## Directions
Your answer should be an exact copy of every record.

## Supplied data
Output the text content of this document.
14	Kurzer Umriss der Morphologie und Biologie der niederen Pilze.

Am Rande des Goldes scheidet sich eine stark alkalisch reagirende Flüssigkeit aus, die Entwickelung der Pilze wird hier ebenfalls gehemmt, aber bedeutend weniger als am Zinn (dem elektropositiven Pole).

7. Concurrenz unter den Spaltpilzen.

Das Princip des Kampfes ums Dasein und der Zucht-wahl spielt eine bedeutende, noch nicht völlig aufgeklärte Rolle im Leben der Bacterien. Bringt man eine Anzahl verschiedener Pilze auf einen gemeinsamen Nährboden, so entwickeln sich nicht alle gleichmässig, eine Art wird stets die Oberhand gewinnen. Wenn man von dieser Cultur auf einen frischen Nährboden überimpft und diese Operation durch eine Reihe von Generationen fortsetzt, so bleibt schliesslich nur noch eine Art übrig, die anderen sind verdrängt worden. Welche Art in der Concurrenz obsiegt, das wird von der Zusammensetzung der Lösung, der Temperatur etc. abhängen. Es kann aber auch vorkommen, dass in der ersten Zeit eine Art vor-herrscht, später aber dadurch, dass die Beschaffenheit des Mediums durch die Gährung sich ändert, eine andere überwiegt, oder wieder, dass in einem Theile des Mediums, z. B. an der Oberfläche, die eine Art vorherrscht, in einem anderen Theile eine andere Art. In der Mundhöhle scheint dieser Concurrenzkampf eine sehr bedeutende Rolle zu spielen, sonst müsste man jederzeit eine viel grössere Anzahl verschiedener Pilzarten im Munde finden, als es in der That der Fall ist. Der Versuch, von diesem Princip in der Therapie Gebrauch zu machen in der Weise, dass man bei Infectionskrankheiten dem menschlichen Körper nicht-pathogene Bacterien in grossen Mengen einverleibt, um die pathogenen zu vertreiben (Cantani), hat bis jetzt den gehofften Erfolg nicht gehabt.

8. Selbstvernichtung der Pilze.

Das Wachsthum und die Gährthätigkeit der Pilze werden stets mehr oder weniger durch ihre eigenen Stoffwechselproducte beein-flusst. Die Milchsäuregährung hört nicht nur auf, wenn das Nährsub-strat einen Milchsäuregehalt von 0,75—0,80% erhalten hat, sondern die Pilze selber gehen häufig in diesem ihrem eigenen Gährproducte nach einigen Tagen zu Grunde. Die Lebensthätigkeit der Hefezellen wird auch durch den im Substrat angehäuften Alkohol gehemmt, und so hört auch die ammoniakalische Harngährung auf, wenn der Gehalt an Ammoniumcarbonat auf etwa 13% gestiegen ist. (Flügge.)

## Solution for this exercise
Output the text content of this document.
14	Kurzer Umriss der Morphologie und Biologie der niederen Pilze.

Am Rande des Goldes scheidet sich eine stark alkalisch reagirende Flüssigkeit aus, die Entwickelung der Pilze wird hier ebenfalls gehemmt, aber bedeutend weniger als am Zinn (dem elektropositiven Pole).

7. Concurrenz unter den Spaltpilzen.

Das Princip des Kampfes ums Dasein und der Zucht-wahl spielt eine bedeutende, noch nicht völlig aufgeklärte Rolle im Leben der Bacterien. Bringt man eine Anzahl verschiedener Pilze auf einen gemeinsamen Nährboden, so entwickeln sich nicht alle gleichmässig, eine Art wird stets die Oberhand gewinnen. Wenn man von dieser Cultur auf einen frischen Nährboden überimpft und diese Operation durch eine Reihe von Generationen fortsetzt, so bleibt schliesslich nur noch eine Art übrig, die anderen sind verdrängt worden. Welche Art in der Concurrenz obsiegt, das wird von der Zusammensetzung der Lösung, der Temperatur etc. abhängen. Es kann aber auch vorkommen, dass in der ersten Zeit eine Art vor-herrscht, später aber dadurch, dass die Beschaffenheit des Mediums durch die Gährung sich ändert, eine andere überwiegt, oder wieder, dass in einem Theile des Mediums, z. B. an der Oberfläche, die eine Art vorherrscht, in einem anderen Theile eine andere Art. In der Mundhöhle scheint dieser Concurrenzkampf eine sehr bedeutende Rolle zu spielen, sonst müsste man jederzeit eine viel grössere Anzahl verschiedener Pilzarten im Munde finden, als es in der That der Fall ist. Der Versuch, von diesem Princip in der Therapie Gebrauch zu machen in der Weise, dass man bei Infectionskrankheiten dem menschlichen Körper nicht-pathogene Bacterien in grossen Mengen einverleibt, um die pathogenen zu vertreiben (Cantani), hat bis jetzt den gehofften Erfolg nicht gehabt.

8. Selbstvernichtung der Pilze.

Das Wachsthum und die Gährthätigkeit der Pilze werden stets mehr oder weniger durch ihre eigenen Stoffwechselproducte beein-flusst. Die Milchsäuregährung hört nicht nur auf, wenn das Nährsub-strat einen Milchsäuregehalt von 0,75—0,80% erhalten hat, sondern die Pilze selber gehen häufig in diesem ihrem eigenen Gährproducte nach einigen Tagen zu Grunde. Die Lebensthätigkeit der Hefezellen wird auch durch den im Substrat angehäuften Alkohol gehemmt, und so hört auch die ammoniakalische Harngährung auf, wenn der Gehalt an Ammoniumcarbonat auf etwa 13% gestiegen ist. (Flügge.)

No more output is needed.